>>>

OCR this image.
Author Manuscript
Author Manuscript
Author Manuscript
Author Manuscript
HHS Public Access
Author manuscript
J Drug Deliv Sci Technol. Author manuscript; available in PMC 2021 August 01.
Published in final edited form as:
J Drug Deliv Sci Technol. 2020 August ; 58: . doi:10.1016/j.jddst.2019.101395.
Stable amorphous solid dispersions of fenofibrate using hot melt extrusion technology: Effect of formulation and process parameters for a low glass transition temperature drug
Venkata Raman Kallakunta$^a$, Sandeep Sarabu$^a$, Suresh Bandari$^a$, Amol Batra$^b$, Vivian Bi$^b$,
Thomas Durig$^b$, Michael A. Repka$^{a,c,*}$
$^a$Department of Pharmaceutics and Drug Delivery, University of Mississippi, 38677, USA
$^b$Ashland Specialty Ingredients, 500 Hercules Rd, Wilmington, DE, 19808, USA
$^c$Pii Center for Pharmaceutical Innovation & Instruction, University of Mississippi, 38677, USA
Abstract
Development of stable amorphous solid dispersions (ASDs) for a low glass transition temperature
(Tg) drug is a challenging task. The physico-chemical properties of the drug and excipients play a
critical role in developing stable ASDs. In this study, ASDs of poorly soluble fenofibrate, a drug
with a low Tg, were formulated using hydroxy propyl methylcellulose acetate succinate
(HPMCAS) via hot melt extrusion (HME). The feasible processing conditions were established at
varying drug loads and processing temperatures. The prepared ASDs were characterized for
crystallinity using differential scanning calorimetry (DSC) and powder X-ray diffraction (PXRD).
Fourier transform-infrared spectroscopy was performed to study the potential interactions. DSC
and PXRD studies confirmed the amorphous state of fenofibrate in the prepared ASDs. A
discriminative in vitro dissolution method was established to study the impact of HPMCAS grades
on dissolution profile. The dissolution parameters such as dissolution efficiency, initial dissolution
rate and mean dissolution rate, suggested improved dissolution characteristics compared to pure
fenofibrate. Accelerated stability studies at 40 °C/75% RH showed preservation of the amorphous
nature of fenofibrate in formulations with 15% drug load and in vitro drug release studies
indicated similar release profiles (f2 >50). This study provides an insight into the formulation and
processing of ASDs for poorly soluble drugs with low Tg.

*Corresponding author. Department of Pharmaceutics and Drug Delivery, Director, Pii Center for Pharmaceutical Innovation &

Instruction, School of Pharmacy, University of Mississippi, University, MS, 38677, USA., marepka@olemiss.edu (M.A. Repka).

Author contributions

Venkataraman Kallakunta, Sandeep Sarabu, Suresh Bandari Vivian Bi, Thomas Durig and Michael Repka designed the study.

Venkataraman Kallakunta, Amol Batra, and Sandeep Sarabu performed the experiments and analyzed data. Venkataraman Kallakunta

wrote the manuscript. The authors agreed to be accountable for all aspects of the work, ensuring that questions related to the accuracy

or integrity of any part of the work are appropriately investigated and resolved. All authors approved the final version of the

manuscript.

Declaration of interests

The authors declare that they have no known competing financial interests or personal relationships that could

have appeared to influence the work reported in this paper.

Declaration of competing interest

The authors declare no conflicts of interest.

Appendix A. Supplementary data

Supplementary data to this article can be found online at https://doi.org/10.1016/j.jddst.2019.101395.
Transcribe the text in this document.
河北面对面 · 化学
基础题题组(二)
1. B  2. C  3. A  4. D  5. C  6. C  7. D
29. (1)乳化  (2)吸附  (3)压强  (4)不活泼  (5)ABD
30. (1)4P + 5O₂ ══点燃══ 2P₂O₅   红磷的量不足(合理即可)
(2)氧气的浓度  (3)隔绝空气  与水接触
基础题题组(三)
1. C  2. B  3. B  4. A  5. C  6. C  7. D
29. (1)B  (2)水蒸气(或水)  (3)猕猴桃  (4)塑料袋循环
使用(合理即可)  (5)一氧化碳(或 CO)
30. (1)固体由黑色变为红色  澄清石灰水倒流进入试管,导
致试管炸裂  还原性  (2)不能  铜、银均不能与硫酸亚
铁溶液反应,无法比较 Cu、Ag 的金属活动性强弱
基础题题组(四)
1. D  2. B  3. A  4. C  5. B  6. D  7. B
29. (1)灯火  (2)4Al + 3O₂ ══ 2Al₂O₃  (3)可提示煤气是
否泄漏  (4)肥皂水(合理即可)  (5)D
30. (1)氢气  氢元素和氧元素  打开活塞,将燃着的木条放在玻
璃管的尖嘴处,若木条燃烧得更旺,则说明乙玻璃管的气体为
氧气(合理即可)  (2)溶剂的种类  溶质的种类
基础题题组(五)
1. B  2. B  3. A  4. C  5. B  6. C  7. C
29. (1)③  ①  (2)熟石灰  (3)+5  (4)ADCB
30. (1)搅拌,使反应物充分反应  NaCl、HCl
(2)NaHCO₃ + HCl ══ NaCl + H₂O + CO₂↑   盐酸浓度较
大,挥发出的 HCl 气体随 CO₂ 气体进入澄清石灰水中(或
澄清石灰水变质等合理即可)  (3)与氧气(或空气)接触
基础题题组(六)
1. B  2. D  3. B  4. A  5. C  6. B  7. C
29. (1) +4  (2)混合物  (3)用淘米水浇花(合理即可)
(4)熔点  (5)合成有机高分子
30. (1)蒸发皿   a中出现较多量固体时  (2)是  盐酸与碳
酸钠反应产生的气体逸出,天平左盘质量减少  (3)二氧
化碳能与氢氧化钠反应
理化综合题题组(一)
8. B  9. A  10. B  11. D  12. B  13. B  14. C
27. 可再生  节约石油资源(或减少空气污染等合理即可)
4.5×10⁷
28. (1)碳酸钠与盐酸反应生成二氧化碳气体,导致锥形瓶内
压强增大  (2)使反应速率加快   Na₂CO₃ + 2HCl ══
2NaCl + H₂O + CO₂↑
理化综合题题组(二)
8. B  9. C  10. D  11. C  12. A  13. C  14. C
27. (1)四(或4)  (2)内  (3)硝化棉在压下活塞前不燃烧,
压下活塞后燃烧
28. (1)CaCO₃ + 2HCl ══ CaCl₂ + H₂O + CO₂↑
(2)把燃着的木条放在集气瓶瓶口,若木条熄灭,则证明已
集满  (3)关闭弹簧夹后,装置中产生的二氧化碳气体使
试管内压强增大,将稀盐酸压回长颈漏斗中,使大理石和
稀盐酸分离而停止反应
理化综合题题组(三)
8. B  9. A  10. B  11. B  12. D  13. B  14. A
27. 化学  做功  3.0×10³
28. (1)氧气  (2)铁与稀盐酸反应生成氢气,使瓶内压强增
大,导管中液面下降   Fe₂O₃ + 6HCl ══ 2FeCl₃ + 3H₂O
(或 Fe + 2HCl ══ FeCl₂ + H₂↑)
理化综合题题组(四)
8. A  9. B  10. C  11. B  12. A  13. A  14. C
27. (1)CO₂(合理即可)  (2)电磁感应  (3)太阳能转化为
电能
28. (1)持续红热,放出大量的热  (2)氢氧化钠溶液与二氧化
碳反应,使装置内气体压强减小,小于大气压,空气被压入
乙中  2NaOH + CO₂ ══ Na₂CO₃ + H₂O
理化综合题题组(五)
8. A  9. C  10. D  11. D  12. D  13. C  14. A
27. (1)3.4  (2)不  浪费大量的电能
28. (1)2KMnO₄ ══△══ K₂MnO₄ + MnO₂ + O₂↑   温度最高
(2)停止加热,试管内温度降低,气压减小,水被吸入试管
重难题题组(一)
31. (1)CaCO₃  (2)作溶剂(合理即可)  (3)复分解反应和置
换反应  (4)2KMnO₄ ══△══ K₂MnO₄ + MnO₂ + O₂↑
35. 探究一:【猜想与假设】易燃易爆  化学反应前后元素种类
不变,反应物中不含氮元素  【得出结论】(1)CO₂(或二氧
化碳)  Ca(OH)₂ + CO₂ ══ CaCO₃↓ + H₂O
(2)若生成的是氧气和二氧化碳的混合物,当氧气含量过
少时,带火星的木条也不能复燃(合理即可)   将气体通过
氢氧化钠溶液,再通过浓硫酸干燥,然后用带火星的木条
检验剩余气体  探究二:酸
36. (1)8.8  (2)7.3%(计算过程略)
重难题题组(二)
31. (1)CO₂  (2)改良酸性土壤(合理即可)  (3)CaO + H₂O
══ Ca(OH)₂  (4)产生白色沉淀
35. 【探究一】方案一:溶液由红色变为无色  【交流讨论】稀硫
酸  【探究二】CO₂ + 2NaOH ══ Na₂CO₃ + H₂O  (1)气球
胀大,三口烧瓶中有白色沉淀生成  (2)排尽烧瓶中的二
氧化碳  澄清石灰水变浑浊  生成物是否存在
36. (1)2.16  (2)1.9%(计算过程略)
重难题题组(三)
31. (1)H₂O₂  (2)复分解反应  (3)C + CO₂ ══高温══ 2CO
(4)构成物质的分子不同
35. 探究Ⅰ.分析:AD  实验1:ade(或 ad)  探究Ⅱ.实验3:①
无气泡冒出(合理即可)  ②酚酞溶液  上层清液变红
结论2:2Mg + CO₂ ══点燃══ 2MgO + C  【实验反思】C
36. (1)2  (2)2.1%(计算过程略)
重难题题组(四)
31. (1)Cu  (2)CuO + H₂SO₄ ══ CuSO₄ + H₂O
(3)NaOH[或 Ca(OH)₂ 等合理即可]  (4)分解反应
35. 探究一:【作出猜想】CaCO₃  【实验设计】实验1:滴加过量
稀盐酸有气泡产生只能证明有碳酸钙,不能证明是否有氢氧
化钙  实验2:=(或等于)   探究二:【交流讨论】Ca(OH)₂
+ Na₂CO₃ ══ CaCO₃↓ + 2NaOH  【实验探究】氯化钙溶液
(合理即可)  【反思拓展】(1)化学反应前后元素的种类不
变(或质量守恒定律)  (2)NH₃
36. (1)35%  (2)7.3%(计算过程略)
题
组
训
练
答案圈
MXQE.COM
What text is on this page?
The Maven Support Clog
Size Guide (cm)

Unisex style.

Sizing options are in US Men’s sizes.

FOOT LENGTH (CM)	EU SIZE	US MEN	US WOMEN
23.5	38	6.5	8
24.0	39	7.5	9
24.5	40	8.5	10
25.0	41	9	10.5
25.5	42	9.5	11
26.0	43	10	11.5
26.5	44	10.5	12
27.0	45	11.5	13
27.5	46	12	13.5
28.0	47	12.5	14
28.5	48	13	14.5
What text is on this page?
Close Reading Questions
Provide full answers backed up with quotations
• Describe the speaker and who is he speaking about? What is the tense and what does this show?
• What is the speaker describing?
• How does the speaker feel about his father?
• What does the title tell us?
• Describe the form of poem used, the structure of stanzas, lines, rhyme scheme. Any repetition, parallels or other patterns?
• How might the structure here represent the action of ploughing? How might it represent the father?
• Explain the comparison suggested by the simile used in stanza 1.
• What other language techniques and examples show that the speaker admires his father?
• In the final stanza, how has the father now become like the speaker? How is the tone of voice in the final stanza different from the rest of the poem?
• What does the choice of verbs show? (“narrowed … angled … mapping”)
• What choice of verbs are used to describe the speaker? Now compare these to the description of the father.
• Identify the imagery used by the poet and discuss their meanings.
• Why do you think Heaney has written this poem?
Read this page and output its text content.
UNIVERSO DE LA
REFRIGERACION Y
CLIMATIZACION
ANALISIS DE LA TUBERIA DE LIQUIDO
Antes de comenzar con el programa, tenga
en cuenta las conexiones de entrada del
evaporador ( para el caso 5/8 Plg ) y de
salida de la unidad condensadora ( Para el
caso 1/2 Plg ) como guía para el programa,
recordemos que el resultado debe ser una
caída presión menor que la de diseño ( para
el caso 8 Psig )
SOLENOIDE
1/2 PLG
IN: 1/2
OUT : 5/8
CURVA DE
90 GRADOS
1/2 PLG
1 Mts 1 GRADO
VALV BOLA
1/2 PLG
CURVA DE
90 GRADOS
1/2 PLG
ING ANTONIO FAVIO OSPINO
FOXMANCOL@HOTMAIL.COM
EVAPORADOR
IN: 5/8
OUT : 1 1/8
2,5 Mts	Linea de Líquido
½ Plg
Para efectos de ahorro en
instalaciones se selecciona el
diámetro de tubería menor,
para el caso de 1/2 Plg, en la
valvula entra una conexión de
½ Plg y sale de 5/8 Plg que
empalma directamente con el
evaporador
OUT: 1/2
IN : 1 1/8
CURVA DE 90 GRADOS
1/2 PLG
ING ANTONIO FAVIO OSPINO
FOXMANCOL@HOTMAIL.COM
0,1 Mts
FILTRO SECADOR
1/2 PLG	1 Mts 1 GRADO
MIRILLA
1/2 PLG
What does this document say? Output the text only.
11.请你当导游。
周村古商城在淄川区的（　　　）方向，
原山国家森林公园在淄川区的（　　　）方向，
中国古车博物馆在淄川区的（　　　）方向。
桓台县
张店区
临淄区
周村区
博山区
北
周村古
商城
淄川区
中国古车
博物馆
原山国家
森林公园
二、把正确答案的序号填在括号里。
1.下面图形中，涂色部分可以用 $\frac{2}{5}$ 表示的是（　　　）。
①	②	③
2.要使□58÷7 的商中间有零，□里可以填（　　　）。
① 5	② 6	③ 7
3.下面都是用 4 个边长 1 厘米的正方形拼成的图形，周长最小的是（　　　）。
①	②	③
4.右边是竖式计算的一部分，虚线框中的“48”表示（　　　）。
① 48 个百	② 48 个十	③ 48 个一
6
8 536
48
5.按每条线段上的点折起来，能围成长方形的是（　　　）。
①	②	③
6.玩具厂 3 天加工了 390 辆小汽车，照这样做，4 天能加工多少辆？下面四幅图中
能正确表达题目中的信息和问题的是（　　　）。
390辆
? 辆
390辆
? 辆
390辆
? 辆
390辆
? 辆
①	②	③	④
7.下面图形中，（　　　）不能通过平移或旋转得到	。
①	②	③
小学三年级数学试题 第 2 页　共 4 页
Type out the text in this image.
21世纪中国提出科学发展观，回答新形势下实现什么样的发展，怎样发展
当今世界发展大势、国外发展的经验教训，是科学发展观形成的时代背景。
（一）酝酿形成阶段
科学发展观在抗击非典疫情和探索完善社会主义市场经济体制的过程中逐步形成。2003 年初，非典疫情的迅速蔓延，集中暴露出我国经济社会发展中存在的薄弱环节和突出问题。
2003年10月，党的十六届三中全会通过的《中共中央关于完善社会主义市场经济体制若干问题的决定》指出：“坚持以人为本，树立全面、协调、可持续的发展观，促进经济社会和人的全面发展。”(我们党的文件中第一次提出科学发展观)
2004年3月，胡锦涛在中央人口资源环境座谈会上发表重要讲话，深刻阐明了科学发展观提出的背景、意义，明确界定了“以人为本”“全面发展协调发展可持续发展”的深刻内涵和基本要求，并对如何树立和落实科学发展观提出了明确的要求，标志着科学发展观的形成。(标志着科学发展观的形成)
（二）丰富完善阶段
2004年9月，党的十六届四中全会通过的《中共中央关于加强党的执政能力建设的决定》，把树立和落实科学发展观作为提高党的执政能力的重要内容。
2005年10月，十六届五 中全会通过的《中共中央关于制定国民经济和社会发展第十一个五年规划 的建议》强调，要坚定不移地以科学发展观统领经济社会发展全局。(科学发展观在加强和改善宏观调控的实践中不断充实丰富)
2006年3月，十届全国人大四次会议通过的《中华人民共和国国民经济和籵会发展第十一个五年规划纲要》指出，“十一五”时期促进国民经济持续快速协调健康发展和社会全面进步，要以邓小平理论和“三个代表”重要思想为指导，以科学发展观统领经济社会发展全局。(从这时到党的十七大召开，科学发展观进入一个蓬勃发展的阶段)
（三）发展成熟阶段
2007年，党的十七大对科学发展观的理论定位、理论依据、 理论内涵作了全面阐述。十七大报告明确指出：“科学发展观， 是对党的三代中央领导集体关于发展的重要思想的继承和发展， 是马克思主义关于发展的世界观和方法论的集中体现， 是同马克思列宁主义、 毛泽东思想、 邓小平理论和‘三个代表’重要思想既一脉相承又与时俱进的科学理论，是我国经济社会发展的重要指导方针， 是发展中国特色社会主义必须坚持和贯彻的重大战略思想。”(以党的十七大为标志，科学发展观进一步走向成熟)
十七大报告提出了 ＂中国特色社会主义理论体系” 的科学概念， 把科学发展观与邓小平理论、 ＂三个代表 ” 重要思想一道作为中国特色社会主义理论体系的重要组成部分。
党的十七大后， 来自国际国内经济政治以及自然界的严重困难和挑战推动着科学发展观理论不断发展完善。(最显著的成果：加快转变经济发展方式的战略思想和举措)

<<<

Show all lines above holding "MnO₂".

28. (1)2KMnO₄ ══△══ K₂MnO₄ + MnO₂ + O₂↑   温度最高
换反应  (4)2KMnO₄ ══△══ K₂MnO₄ + MnO₂ + O₂↑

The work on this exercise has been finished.